[WHAT TO WORK ON]:
Retype all the entries word for word, but omit the pictures.

[Structured figure records]:
= = = = = = =

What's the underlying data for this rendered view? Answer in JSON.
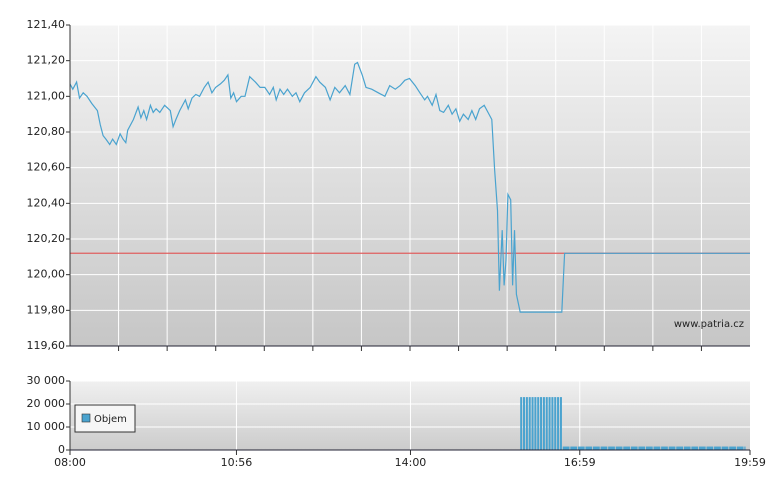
{
  "chart_data": [
    {
      "type": "line",
      "x": [
        "08:00",
        "08:03",
        "08:07",
        "08:10",
        "08:14",
        "08:18",
        "08:23",
        "08:29",
        "08:32",
        "08:35",
        "08:38",
        "08:42",
        "08:45",
        "08:49",
        "08:53",
        "08:56",
        "08:59",
        "09:01",
        "09:07",
        "09:12",
        "09:15",
        "09:18",
        "09:21",
        "09:25",
        "09:28",
        "09:31",
        "09:35",
        "09:40",
        "09:46",
        "09:49",
        "09:52",
        "09:56",
        "10:02",
        "10:05",
        "10:09",
        "10:13",
        "10:17",
        "10:22",
        "10:26",
        "10:30",
        "10:34",
        "10:39",
        "10:43",
        "10:47",
        "10:50",
        "10:53",
        "10:56",
        "11:01",
        "11:05",
        "11:10",
        "11:16",
        "11:21",
        "11:26",
        "11:31",
        "11:35",
        "11:38",
        "11:42",
        "11:46",
        "11:50",
        "11:55",
        "11:59",
        "12:03",
        "12:08",
        "12:14",
        "12:20",
        "12:24",
        "12:30",
        "12:35",
        "12:40",
        "12:45",
        "12:51",
        "12:56",
        "13:01",
        "13:04",
        "13:09",
        "13:13",
        "13:19",
        "13:26",
        "13:33",
        "13:38",
        "13:44",
        "13:49",
        "13:54",
        "13:59",
        "14:05",
        "14:10",
        "14:15",
        "14:18",
        "14:23",
        "14:27",
        "14:31",
        "14:35",
        "14:40",
        "14:44",
        "14:48",
        "14:52",
        "14:56",
        "15:01",
        "15:05",
        "15:09",
        "15:13",
        "15:18",
        "15:22",
        "15:26",
        "15:29",
        "15:32",
        "15:34",
        "15:37",
        "15:39",
        "15:41",
        "15:43",
        "15:46",
        "15:48",
        "15:50",
        "15:52",
        "15:56",
        "16:40",
        "16:43",
        "19:59"
      ],
      "series": [
        {
          "color": "#4aa3cf",
          "values": [
            121.07,
            121.04,
            121.08,
            120.99,
            121.02,
            121.0,
            120.96,
            120.92,
            120.84,
            120.78,
            120.76,
            120.73,
            120.76,
            120.73,
            120.79,
            120.76,
            120.74,
            120.81,
            120.87,
            120.94,
            120.88,
            120.92,
            120.87,
            120.95,
            120.91,
            120.93,
            120.91,
            120.95,
            120.92,
            120.83,
            120.87,
            120.92,
            120.98,
            120.93,
            120.99,
            121.01,
            121.0,
            121.05,
            121.08,
            121.02,
            121.05,
            121.07,
            121.09,
            121.12,
            120.99,
            121.02,
            120.97,
            121.0,
            121.0,
            121.11,
            121.08,
            121.05,
            121.05,
            121.01,
            121.05,
            120.98,
            121.04,
            121.01,
            121.04,
            121.0,
            121.02,
            120.97,
            121.02,
            121.05,
            121.11,
            121.08,
            121.05,
            120.98,
            121.05,
            121.02,
            121.06,
            121.01,
            121.18,
            121.19,
            121.12,
            121.05,
            121.04,
            121.02,
            121.0,
            121.06,
            121.04,
            121.06,
            121.09,
            121.1,
            121.06,
            121.02,
            120.98,
            121.0,
            120.95,
            121.01,
            120.92,
            120.91,
            120.95,
            120.9,
            120.93,
            120.86,
            120.9,
            120.87,
            120.92,
            120.87,
            120.93,
            120.95,
            120.91,
            120.87,
            120.59,
            120.36,
            119.91,
            120.25,
            119.94,
            120.08,
            120.45,
            120.42,
            119.94,
            120.25,
            119.89,
            119.79,
            119.79,
            120.12,
            120.12
          ]
        }
      ],
      "reference_line": {
        "value": 120.12,
        "color": "#e06060"
      },
      "xlim": [
        "08:00",
        "19:59"
      ],
      "ylim": [
        119.6,
        121.4
      ],
      "yticks": [
        {
          "value": 119.6,
          "label": "119,60"
        },
        {
          "value": 119.8,
          "label": "119,80"
        },
        {
          "value": 120,
          "label": "120,00"
        },
        {
          "value": 120.2,
          "label": "120,20"
        },
        {
          "value": 120.4,
          "label": "120,40"
        },
        {
          "value": 120.6,
          "label": "120,60"
        },
        {
          "value": 120.8,
          "label": "120,80"
        },
        {
          "value": 121,
          "label": "121,00"
        },
        {
          "value": 121.2,
          "label": "121,20"
        },
        {
          "value": 121.4,
          "label": "121,40"
        }
      ],
      "grid": true,
      "watermark": "www.patria.cz"
    },
    {
      "type": "bar",
      "x": [
        "15:56",
        "15:59",
        "16:02",
        "16:05",
        "16:08",
        "16:11",
        "16:14",
        "16:17",
        "16:20",
        "16:23",
        "16:26",
        "16:29",
        "16:32",
        "16:35",
        "16:38",
        "16:41",
        "16:49",
        "16:57",
        "17:05",
        "17:13",
        "17:21",
        "17:29",
        "17:37",
        "17:45",
        "17:53",
        "18:01",
        "18:09",
        "18:17",
        "18:25",
        "18:33",
        "18:41",
        "18:49",
        "18:57",
        "19:05",
        "19:13",
        "19:21",
        "19:29",
        "19:37",
        "19:45",
        "19:53"
      ],
      "series": [
        {
          "name": "Objem",
          "color": "#4aa3cf",
          "values": [
            23000,
            23000,
            23000,
            23000,
            23000,
            23000,
            23000,
            23000,
            23000,
            23000,
            23000,
            23000,
            23000,
            23000,
            23000,
            1500,
            1500,
            1500,
            1500,
            1500,
            1500,
            1500,
            1500,
            1500,
            1500,
            1500,
            1500,
            1500,
            1500,
            1500,
            1500,
            1500,
            1500,
            1500,
            1500,
            1500,
            1500,
            1500,
            1500,
            1500
          ]
        }
      ],
      "xlim": [
        "08:00",
        "19:59"
      ],
      "xticks": [
        "08:00",
        "10:56",
        "14:00",
        "16:59",
        "19:59"
      ],
      "ylim": [
        0,
        30000
      ],
      "yticks": [
        {
          "value": 0,
          "label": "0"
        },
        {
          "value": 10000,
          "label": "10 000"
        },
        {
          "value": 20000,
          "label": "20 000"
        },
        {
          "value": 30000,
          "label": "30 000"
        }
      ],
      "legend": "upper left"
    }
  ]
}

= = = = = = =

[EXERCISE ANSWER]:
What's the underlying data for this rendered view? Answer in JSON.
{
  "chart_data": [
    {
      "type": "line",
      "x": [
        "08:00",
        "08:03",
        "08:07",
        "08:10",
        "08:14",
        "08:18",
        "08:23",
        "08:29",
        "08:32",
        "08:35",
        "08:38",
        "08:42",
        "08:45",
        "08:49",
        "08:53",
        "08:56",
        "08:59",
        "09:01",
        "09:07",
        "09:12",
        "09:15",
        "09:18",
        "09:21",
        "09:25",
        "09:28",
        "09:31",
        "09:35",
        "09:40",
        "09:46",
        "09:49",
        "09:52",
        "09:56",
        "10:02",
        "10:05",
        "10:09",
        "10:13",
        "10:17",
        "10:22",
        "10:26",
        "10:30",
        "10:34",
        "10:39",
        "10:43",
        "10:47",
        "10:50",
        "10:53",
        "10:56",
        "11:01",
        "11:05",
        "11:10",
        "11:16",
        "11:21",
        "11:26",
        "11:31",
        "11:35",
        "11:38",
        "11:42",
        "11:46",
        "11:50",
        "11:55",
        "11:59",
        "12:03",
        "12:08",
        "12:14",
        "12:20",
        "12:24",
        "12:30",
        "12:35",
        "12:40",
        "12:45",
        "12:51",
        "12:56",
        "13:01",
        "13:04",
        "13:09",
        "13:13",
        "13:19",
        "13:26",
        "13:33",
        "13:38",
        "13:44",
        "13:49",
        "13:54",
        "13:59",
        "14:05",
        "14:10",
        "14:15",
        "14:18",
        "14:23",
        "14:27",
        "14:31",
        "14:35",
        "14:40",
        "14:44",
        "14:48",
        "14:52",
        "14:56",
        "15:01",
        "15:05",
        "15:09",
        "15:13",
        "15:18",
        "15:22",
        "15:26",
        "15:29",
        "15:32",
        "15:34",
        "15:37",
        "15:39",
        "15:41",
        "15:43",
        "15:46",
        "15:48",
        "15:50",
        "15:52",
        "15:56",
        "16:40",
        "16:43",
        "19:59"
      ],
      "series": [
        {
          "color": "#4aa3cf",
          "values": [
            121.07,
            121.04,
            121.08,
            120.99,
            121.02,
            121.0,
            120.96,
            120.92,
            120.84,
            120.78,
            120.76,
            120.73,
            120.76,
            120.73,
            120.79,
            120.76,
            120.74,
            120.81,
            120.87,
            120.94,
            120.88,
            120.92,
            120.87,
            120.95,
            120.91,
            120.93,
            120.91,
            120.95,
            120.92,
            120.83,
            120.87,
            120.92,
            120.98,
            120.93,
            120.99,
            121.01,
            121.0,
            121.05,
            121.08,
            121.02,
            121.05,
            121.07,
            121.09,
            121.12,
            120.99,
            121.02,
            120.97,
            121.0,
            121.0,
            121.11,
            121.08,
            121.05,
            121.05,
            121.01,
            121.05,
            120.98,
            121.04,
            121.01,
            121.04,
            121.0,
            121.02,
            120.97,
            121.02,
            121.05,
            121.11,
            121.08,
            121.05,
            120.98,
            121.05,
            121.02,
            121.06,
            121.01,
            121.18,
            121.19,
            121.12,
            121.05,
            121.04,
            121.02,
            121.0,
            121.06,
            121.04,
            121.06,
            121.09,
            121.1,
            121.06,
            121.02,
            120.98,
            121.0,
            120.95,
            121.01,
            120.92,
            120.91,
            120.95,
            120.9,
            120.93,
            120.86,
            120.9,
            120.87,
            120.92,
            120.87,
            120.93,
            120.95,
            120.91,
            120.87,
            120.59,
            120.36,
            119.91,
            120.25,
            119.94,
            120.08,
            120.45,
            120.42,
            119.94,
            120.25,
            119.89,
            119.79,
            119.79,
            120.12,
            120.12
          ]
        }
      ],
      "reference_line": {
        "value": 120.12,
        "color": "#e06060"
      },
      "xlim": [
        "08:00",
        "19:59"
      ],
      "ylim": [
        119.6,
        121.4
      ],
      "yticks": [
        {
          "value": 119.6,
          "label": "119,60"
        },
        {
          "value": 119.8,
          "label": "119,80"
        },
        {
          "value": 120,
          "label": "120,00"
        },
        {
          "value": 120.2,
          "label": "120,20"
        },
        {
          "value": 120.4,
          "label": "120,40"
        },
        {
          "value": 120.6,
          "label": "120,60"
        },
        {
          "value": 120.8,
          "label": "120,80"
        },
        {
          "value": 121,
          "label": "121,00"
        },
        {
          "value": 121.2,
          "label": "121,20"
        },
        {
          "value": 121.4,
          "label": "121,40"
        }
      ],
      "grid": true,
      "watermark": "www.patria.cz"
    },
    {
      "type": "bar",
      "x": [
        "15:56",
        "15:59",
        "16:02",
        "16:05",
        "16:08",
        "16:11",
        "16:14",
        "16:17",
        "16:20",
        "16:23",
        "16:26",
        "16:29",
        "16:32",
        "16:35",
        "16:38",
        "16:41",
        "16:49",
        "16:57",
        "17:05",
        "17:13",
        "17:21",
        "17:29",
        "17:37",
        "17:45",
        "17:53",
        "18:01",
        "18:09",
        "18:17",
        "18:25",
        "18:33",
        "18:41",
        "18:49",
        "18:57",
        "19:05",
        "19:13",
        "19:21",
        "19:29",
        "19:37",
        "19:45",
        "19:53"
      ],
      "series": [
        {
          "name": "Objem",
          "color": "#4aa3cf",
          "values": [
            23000,
            23000,
            23000,
            23000,
            23000,
            23000,
            23000,
            23000,
            23000,
            23000,
            23000,
            23000,
            23000,
            23000,
            23000,
            1500,
            1500,
            1500,
            1500,
            1500,
            1500,
            1500,
            1500,
            1500,
            1500,
            1500,
            1500,
            1500,
            1500,
            1500,
            1500,
            1500,
            1500,
            1500,
            1500,
            1500,
            1500,
            1500,
            1500,
            1500
          ]
        }
      ],
      "xlim": [
        "08:00",
        "19:59"
      ],
      "xticks": [
        "08:00",
        "10:56",
        "14:00",
        "16:59",
        "19:59"
      ],
      "ylim": [
        0,
        30000
      ],
      "yticks": [
        {
          "value": 0,
          "label": "0"
        },
        {
          "value": 10000,
          "label": "10 000"
        },
        {
          "value": 20000,
          "label": "20 000"
        },
        {
          "value": 30000,
          "label": "30 000"
        }
      ],
      "legend": "upper left"
    }
  ]
}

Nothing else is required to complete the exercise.